Work to complete:
Go through the data below and gather each line containing "transmitted".
::::
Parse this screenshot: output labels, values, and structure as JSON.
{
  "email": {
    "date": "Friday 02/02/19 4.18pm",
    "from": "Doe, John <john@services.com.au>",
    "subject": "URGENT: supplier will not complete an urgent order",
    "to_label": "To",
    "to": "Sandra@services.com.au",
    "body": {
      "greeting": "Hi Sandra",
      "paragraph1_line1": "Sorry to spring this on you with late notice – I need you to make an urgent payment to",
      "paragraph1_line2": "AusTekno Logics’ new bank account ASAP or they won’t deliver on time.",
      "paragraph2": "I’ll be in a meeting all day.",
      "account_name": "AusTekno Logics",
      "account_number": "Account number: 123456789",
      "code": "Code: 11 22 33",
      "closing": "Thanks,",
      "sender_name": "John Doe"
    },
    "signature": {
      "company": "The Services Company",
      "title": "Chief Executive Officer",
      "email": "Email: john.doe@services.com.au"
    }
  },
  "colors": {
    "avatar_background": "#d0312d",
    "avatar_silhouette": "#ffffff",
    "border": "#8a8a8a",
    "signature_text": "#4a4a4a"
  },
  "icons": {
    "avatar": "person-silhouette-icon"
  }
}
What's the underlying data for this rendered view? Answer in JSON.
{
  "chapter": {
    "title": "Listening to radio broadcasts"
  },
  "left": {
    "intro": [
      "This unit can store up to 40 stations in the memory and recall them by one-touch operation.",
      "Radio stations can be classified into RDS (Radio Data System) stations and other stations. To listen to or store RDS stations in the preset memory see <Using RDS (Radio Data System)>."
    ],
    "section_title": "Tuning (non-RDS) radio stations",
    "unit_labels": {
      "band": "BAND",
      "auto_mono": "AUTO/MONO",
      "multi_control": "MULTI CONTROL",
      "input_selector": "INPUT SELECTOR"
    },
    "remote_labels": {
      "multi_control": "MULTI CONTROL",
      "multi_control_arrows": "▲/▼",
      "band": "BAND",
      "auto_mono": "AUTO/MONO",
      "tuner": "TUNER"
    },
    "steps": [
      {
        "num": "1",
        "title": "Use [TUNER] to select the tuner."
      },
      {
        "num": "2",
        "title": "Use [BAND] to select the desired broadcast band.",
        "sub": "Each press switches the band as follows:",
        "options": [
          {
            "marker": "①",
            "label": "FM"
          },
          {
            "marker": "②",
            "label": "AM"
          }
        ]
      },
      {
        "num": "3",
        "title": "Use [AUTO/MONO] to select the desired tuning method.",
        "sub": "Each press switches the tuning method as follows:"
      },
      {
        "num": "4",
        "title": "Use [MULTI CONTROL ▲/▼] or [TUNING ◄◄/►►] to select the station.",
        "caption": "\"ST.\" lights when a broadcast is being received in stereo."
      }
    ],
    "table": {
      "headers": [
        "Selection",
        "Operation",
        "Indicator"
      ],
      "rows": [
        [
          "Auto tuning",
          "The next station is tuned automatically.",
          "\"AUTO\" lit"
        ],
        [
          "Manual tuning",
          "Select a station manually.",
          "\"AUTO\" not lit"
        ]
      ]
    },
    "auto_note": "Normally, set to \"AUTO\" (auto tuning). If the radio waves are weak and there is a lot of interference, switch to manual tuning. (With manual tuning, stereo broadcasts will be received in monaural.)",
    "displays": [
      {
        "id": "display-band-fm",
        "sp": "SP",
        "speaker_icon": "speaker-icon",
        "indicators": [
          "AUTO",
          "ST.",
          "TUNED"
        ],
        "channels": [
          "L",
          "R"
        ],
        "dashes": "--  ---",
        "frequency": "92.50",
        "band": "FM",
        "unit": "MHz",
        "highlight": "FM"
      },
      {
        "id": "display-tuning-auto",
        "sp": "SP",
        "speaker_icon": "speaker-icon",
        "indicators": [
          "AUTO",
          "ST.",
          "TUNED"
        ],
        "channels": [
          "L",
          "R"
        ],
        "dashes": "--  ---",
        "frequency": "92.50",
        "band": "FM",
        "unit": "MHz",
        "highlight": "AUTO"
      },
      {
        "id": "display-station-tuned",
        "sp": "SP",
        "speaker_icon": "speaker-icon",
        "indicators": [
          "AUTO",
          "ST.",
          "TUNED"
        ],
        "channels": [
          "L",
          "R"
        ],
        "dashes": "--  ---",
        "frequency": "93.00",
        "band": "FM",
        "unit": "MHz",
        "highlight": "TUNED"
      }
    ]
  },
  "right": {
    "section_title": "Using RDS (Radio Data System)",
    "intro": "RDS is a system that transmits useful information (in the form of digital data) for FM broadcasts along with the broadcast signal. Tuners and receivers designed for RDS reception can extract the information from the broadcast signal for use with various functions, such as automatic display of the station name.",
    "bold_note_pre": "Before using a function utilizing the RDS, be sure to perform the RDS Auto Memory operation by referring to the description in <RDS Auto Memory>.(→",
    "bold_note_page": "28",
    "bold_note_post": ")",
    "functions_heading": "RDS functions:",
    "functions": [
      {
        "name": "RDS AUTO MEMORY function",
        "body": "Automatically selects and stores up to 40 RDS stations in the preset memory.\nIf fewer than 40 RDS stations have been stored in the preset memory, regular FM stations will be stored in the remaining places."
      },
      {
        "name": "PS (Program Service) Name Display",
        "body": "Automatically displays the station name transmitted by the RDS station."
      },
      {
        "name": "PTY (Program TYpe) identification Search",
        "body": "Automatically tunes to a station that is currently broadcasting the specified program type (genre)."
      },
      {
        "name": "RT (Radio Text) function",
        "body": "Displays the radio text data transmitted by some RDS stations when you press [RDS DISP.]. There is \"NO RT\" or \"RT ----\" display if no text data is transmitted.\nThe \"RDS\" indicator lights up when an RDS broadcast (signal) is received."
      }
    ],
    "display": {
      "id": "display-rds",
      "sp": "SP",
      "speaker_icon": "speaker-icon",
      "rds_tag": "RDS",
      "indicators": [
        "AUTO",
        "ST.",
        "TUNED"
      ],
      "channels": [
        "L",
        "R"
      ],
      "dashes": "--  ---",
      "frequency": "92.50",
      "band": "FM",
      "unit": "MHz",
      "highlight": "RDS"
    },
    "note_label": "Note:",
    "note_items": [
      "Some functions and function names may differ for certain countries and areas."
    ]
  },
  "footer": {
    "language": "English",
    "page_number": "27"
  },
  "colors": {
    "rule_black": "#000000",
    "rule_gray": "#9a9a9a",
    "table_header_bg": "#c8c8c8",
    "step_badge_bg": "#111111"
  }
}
::::
Solution:
        "body": "Automatically displays the station name transmitted by the RDS station."
        "body": "Displays the radio text data transmitted by some RDS stations when you press [RDS DISP.]. There is \"NO RT\" or \"RT ----\" display if no text data is transmitted.\nThe \"RDS\" indicator lights up when an RDS broadcast (signal) is received."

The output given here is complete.